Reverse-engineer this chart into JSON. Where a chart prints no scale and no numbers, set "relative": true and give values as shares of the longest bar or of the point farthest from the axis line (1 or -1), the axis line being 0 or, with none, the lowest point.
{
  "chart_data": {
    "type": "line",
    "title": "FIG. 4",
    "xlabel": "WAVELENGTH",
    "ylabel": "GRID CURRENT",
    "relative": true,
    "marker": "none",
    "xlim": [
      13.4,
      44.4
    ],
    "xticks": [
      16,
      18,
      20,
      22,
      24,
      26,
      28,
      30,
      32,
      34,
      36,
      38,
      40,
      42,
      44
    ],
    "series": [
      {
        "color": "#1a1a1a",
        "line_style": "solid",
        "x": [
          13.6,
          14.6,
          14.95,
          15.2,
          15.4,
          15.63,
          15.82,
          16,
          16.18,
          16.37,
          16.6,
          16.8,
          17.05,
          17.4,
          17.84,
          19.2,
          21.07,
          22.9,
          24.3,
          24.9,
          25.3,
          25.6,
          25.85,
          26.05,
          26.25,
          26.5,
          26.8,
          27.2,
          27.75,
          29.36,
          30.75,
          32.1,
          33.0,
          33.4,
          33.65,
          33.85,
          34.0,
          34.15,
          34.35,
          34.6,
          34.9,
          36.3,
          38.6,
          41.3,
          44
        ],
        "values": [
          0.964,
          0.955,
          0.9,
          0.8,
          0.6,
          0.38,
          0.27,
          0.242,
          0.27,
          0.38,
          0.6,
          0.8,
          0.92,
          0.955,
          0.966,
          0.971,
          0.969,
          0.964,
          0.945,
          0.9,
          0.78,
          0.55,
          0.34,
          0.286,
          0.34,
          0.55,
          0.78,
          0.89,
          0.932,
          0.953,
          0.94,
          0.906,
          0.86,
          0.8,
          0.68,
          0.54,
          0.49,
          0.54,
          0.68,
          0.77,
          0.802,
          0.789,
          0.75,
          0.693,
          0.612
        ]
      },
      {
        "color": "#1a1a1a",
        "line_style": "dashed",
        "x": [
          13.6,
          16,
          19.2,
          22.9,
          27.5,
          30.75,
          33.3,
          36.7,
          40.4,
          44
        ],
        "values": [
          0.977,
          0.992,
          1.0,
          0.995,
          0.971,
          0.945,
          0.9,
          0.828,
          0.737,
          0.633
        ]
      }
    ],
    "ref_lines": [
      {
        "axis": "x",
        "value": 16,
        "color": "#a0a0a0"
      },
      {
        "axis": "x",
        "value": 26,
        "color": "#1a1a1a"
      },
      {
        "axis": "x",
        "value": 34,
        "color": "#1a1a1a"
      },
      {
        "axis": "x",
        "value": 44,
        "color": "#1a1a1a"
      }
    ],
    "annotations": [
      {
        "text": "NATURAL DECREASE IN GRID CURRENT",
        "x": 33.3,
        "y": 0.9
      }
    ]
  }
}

──────────

(PROBLEM TO WORK ON): Return each line of the listing that holds the string "CURRENT".

(THE OUTPUT):
    "ylabel": "GRID CURRENT",
        "text": "NATURAL DECREASE IN GRID CURRENT",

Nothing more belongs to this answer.